→ Set problem
Transcribe every entry below word for word, but skip the pictures.

→ Input records
------------------------------------------------------------------------
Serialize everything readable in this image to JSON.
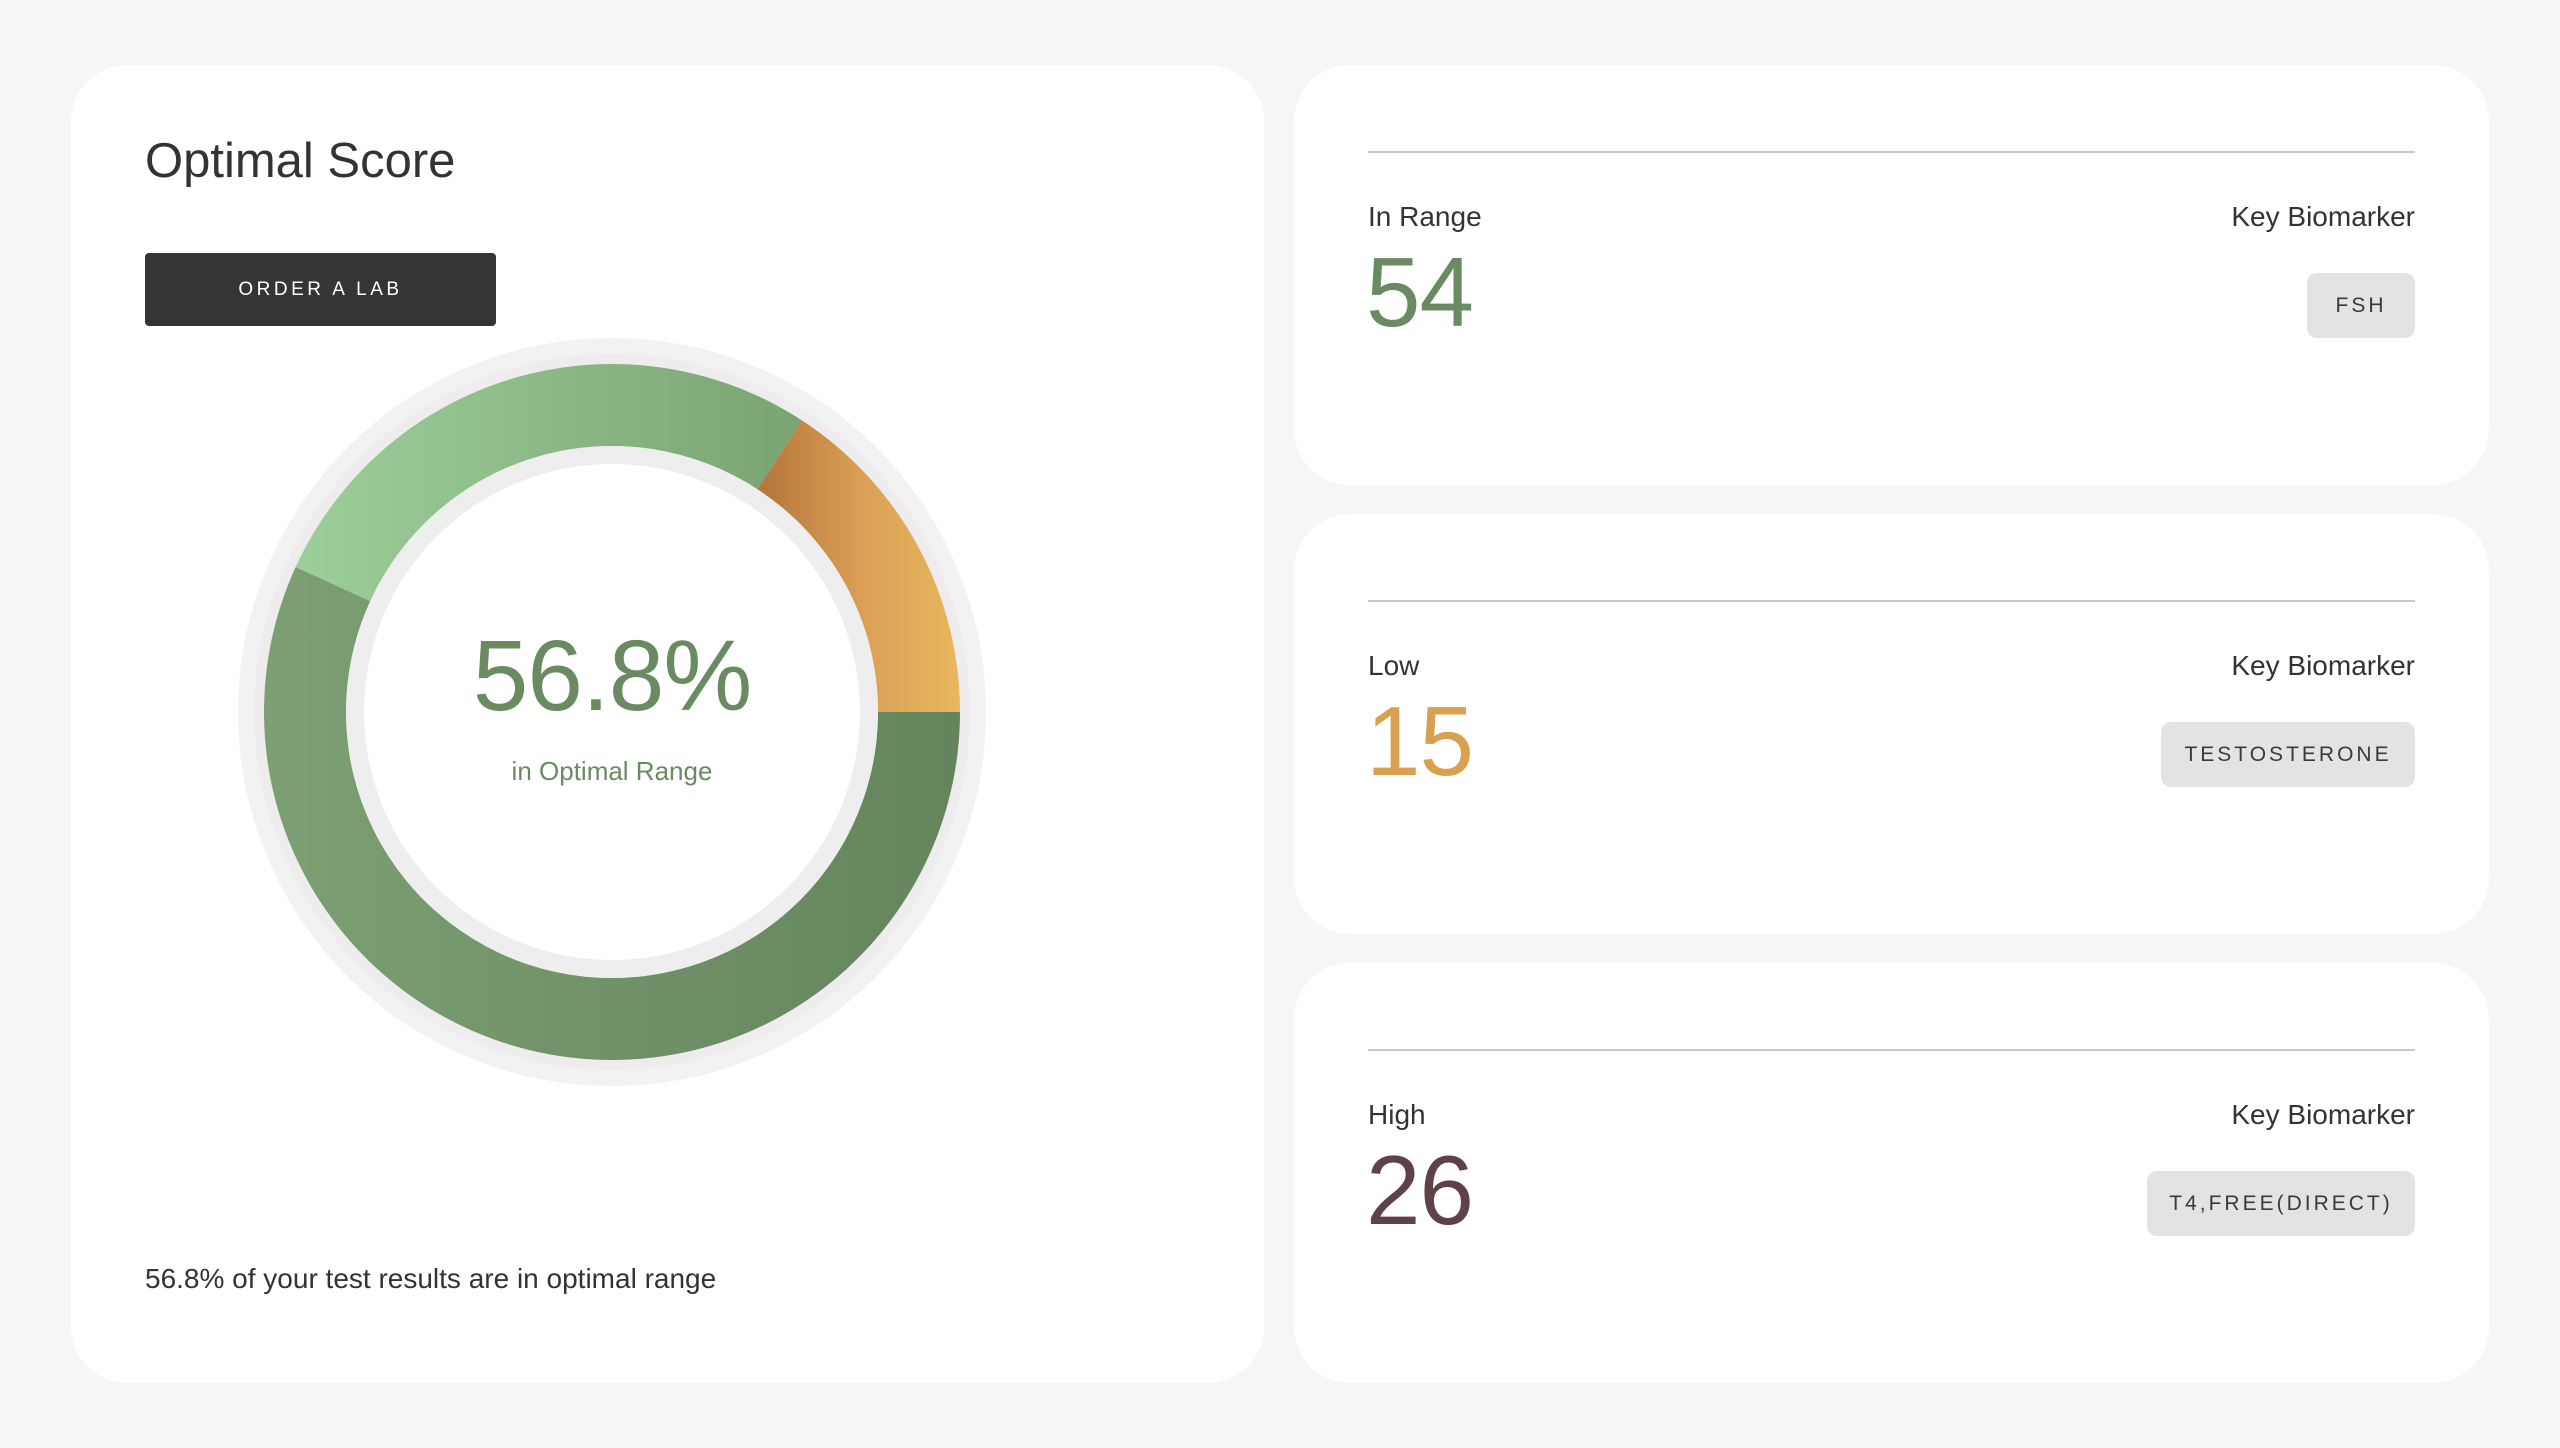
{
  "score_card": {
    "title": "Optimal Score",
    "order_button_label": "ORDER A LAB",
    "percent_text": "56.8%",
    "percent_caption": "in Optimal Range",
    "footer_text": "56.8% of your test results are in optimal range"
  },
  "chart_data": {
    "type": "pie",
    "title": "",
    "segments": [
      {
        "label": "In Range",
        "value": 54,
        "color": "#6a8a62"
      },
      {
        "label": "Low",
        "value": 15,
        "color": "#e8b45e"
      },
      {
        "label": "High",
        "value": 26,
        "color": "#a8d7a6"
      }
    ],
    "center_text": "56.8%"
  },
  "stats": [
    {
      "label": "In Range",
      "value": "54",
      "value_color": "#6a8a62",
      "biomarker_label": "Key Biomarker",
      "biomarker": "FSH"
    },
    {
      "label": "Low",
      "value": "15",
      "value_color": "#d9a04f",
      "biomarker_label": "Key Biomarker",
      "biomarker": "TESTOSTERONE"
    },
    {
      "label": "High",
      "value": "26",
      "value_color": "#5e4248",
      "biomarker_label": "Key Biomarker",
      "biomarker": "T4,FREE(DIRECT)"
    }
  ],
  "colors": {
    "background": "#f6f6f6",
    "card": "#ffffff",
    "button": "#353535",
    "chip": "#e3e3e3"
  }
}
------------------------------------------------------------------------
→ Solution to this task
Serialize everything readable in this image to JSON.
{
  "score_card": {
    "title": "Optimal Score",
    "order_button_label": "ORDER A LAB",
    "percent_text": "56.8%",
    "percent_caption": "in Optimal Range",
    "footer_text": "56.8% of your test results are in optimal range"
  },
  "chart_data": {
    "type": "pie",
    "title": "",
    "segments": [
      {
        "label": "In Range",
        "value": 54,
        "color": "#6a8a62"
      },
      {
        "label": "Low",
        "value": 15,
        "color": "#e8b45e"
      },
      {
        "label": "High",
        "value": 26,
        "color": "#a8d7a6"
      }
    ],
    "center_text": "56.8%"
  },
  "stats": [
    {
      "label": "In Range",
      "value": "54",
      "value_color": "#6a8a62",
      "biomarker_label": "Key Biomarker",
      "biomarker": "FSH"
    },
    {
      "label": "Low",
      "value": "15",
      "value_color": "#d9a04f",
      "biomarker_label": "Key Biomarker",
      "biomarker": "TESTOSTERONE"
    },
    {
      "label": "High",
      "value": "26",
      "value_color": "#5e4248",
      "biomarker_label": "Key Biomarker",
      "biomarker": "T4,FREE(DIRECT)"
    }
  ],
  "colors": {
    "background": "#f6f6f6",
    "card": "#ffffff",
    "button": "#353535",
    "chip": "#e3e3e3"
  }
}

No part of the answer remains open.